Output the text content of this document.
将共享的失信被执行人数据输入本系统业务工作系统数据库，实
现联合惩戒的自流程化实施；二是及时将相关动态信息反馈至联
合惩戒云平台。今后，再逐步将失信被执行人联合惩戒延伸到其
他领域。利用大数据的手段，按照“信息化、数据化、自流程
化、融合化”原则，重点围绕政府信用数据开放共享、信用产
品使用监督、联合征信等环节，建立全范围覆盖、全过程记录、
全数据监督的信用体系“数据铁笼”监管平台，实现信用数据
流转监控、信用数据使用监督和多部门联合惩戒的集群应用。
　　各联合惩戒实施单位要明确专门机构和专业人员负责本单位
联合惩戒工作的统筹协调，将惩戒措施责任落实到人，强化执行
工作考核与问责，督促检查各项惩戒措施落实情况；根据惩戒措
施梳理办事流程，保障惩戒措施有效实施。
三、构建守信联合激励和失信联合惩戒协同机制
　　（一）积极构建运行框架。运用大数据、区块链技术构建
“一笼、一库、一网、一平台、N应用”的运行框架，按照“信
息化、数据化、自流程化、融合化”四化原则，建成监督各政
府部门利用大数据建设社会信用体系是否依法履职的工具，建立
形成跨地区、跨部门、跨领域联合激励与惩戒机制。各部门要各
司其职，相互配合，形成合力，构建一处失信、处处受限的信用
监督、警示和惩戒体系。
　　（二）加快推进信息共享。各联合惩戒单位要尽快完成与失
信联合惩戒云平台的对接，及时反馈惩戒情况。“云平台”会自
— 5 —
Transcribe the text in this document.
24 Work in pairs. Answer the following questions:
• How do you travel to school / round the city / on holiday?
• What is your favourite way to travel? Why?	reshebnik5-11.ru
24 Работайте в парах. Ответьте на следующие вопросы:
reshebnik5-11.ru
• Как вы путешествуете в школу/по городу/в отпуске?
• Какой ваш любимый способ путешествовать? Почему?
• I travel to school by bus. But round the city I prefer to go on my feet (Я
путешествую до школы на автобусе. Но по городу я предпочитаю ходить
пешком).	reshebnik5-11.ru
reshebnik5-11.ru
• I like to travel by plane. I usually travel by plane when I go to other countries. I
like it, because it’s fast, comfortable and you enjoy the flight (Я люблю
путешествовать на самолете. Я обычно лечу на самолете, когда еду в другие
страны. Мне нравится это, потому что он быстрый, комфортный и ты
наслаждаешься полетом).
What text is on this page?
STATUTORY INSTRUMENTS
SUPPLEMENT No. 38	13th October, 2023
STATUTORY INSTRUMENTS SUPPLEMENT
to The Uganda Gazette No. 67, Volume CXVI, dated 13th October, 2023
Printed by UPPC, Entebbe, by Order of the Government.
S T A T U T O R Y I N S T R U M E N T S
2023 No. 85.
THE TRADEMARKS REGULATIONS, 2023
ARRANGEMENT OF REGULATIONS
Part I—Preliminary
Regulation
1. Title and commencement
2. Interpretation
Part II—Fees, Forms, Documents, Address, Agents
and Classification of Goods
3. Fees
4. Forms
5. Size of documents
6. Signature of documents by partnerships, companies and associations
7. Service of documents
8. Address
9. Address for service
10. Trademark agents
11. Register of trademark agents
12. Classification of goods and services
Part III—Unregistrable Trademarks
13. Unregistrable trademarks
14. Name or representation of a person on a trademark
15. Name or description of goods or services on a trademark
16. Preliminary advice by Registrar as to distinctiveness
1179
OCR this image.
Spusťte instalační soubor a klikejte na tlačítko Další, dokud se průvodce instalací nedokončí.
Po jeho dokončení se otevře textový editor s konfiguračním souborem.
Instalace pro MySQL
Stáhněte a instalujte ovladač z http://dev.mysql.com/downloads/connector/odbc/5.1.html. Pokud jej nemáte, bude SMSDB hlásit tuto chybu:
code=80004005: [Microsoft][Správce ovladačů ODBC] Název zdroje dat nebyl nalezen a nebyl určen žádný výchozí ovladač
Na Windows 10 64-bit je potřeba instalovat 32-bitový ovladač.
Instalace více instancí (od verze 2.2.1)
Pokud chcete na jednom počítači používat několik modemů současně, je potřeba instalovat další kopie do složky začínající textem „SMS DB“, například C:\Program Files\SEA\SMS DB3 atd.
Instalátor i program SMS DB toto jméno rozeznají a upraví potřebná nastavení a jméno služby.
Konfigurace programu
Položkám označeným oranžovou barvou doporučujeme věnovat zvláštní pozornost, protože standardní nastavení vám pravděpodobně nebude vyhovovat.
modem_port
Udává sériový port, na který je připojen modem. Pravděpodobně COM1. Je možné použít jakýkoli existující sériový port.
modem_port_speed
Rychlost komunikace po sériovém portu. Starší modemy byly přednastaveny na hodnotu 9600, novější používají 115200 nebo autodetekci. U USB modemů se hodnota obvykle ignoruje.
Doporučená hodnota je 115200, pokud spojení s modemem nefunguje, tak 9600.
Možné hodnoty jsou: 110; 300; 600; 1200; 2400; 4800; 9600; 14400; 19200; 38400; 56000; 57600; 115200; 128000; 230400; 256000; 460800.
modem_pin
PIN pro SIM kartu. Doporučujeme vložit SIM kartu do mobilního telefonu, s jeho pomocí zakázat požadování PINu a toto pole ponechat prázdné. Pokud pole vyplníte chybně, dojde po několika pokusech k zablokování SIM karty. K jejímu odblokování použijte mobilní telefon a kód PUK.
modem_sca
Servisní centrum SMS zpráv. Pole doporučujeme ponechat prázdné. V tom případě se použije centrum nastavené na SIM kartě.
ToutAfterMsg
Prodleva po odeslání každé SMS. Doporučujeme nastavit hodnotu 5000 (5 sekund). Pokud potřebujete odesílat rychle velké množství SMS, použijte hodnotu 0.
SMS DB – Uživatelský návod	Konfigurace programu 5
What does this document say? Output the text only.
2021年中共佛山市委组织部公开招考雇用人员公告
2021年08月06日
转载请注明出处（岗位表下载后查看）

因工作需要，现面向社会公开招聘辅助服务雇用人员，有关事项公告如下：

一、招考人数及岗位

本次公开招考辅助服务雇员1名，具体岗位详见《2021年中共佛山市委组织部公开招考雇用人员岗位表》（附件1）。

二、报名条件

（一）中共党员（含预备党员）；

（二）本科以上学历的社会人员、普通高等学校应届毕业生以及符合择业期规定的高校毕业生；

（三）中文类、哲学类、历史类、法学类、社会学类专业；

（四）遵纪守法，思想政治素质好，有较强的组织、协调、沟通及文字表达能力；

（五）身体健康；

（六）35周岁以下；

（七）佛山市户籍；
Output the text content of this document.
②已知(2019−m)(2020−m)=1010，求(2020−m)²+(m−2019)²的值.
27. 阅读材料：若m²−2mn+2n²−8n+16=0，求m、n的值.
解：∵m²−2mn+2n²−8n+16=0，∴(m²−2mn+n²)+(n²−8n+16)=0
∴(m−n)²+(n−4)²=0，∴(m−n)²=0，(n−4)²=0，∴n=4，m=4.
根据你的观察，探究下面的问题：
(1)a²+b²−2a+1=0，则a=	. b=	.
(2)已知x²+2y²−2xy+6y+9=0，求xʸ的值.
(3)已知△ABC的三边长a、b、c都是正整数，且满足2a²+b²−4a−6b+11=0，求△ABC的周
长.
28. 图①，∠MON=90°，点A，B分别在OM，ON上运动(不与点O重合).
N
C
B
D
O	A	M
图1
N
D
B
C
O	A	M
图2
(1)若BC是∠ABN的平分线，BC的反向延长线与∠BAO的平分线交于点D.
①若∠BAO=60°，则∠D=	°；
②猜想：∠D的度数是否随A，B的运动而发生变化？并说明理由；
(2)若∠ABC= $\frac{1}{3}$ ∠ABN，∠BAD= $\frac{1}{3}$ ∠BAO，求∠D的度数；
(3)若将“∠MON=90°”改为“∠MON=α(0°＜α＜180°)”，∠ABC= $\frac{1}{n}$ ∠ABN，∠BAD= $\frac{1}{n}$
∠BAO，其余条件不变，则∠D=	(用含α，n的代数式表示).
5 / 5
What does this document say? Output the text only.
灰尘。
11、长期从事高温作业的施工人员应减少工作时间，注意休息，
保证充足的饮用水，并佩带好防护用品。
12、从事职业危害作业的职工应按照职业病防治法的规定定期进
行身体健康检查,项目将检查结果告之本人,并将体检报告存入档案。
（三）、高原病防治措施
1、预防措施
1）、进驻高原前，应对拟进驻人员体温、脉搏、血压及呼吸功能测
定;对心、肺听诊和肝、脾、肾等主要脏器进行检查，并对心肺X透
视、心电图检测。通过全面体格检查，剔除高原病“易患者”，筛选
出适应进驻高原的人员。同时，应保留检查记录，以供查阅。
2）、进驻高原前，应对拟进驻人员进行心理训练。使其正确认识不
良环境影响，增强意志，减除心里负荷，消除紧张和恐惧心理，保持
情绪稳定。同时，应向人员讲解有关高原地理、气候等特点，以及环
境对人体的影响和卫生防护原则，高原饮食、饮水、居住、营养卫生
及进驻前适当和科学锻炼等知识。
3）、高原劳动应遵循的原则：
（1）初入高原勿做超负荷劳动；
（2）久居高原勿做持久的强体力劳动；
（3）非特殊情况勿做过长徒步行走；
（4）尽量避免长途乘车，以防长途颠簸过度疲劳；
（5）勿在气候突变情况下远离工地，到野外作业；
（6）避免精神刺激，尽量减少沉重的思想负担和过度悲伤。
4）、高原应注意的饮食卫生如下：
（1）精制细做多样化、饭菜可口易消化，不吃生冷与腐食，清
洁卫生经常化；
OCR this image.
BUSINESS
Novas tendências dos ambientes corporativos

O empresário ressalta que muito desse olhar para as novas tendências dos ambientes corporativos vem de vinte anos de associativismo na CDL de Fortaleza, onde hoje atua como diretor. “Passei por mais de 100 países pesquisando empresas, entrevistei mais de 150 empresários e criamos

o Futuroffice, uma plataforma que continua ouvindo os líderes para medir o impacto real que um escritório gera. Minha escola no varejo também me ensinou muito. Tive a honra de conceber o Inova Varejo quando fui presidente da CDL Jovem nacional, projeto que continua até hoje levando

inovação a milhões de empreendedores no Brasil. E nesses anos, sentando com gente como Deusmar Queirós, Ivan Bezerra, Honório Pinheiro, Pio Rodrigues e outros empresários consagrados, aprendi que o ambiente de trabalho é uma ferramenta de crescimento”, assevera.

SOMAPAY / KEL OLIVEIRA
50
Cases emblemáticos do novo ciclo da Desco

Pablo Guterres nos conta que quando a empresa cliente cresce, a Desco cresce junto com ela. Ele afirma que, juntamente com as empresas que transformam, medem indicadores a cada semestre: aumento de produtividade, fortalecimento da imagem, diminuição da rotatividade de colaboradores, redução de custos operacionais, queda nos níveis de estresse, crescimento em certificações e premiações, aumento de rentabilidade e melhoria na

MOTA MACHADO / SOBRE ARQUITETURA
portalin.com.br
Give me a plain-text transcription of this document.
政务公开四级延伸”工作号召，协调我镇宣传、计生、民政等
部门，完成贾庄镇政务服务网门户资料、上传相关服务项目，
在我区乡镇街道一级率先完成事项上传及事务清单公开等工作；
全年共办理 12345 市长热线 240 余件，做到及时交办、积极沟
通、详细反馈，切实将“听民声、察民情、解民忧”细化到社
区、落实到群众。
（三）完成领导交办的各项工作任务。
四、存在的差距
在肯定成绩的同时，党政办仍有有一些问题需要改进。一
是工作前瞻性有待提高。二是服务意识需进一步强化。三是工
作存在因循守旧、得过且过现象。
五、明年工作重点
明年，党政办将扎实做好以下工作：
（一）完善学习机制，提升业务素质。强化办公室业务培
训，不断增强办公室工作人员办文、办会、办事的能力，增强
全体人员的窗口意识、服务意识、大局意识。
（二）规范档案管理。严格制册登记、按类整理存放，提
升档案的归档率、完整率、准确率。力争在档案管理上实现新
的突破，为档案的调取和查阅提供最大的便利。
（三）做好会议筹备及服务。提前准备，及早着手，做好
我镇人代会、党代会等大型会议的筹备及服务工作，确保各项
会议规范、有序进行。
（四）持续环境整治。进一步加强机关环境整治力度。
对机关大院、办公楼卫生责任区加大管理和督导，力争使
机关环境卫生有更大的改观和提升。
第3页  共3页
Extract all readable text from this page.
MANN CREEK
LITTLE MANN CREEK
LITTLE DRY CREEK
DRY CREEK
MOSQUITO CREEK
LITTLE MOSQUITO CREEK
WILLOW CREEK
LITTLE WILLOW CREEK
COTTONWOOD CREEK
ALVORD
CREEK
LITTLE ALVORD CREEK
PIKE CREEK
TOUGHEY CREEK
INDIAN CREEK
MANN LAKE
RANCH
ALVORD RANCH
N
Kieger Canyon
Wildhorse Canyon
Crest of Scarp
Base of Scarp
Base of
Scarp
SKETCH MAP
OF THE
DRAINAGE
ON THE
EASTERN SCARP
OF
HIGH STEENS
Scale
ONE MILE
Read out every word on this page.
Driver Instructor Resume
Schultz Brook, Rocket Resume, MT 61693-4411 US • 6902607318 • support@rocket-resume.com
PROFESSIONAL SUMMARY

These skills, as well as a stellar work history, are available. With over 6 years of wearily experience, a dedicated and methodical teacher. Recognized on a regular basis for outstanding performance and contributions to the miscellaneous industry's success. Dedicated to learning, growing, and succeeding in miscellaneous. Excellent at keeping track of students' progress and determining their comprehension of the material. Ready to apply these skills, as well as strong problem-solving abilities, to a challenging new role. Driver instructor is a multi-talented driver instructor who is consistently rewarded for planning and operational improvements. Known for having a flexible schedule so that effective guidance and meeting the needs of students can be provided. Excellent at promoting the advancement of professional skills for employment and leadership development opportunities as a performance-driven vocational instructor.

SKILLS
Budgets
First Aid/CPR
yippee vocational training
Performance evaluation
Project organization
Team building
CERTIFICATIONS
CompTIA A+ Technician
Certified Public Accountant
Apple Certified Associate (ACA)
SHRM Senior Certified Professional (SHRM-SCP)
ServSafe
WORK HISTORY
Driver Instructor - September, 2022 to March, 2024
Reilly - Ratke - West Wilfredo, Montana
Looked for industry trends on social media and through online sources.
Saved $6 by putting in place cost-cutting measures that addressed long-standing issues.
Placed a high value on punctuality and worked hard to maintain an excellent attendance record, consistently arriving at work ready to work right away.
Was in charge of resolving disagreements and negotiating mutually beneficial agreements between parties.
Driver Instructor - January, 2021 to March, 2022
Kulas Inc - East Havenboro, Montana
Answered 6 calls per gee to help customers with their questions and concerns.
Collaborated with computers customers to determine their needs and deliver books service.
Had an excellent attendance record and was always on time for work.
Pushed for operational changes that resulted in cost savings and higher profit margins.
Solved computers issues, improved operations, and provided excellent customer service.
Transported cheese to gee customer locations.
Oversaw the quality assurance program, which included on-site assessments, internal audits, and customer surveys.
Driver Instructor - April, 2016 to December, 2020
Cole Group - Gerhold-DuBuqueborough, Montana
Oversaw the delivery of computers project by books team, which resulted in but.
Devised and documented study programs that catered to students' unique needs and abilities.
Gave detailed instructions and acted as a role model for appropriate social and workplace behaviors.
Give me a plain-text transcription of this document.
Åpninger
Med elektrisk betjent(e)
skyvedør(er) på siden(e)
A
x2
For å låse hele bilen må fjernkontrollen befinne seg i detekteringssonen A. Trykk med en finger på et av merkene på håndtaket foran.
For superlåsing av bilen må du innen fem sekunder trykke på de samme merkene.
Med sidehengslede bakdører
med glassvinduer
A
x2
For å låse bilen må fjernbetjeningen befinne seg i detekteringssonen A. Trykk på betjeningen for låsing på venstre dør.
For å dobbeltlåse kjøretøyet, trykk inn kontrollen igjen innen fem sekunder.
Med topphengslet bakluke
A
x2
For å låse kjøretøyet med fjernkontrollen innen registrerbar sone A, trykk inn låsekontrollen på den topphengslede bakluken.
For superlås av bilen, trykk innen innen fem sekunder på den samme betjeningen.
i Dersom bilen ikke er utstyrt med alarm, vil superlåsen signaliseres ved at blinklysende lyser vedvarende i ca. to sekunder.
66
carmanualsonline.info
========
What you are asked to do: List each line of the entries that holds the string "empresários".

Expected answer:
O empresário ressalta que muito desse olhar para as novas tendências dos ambientes corporativos vem de vinte anos de associativismo na CDL de Fortaleza, onde hoje atua como diretor. “Passei por mais de 100 países pesquisando empresas, entrevistei mais de 150 empresários e criamos
inovação a milhões de empreendedores no Brasil. E nesses anos, sentando com gente como Deusmar Queirós, Ivan Bezerra, Honório Pinheiro, Pio Rodrigues e outros empresários consagrados, aprendi que o ambiente de trabalho é uma ferramenta de crescimento”, assevera.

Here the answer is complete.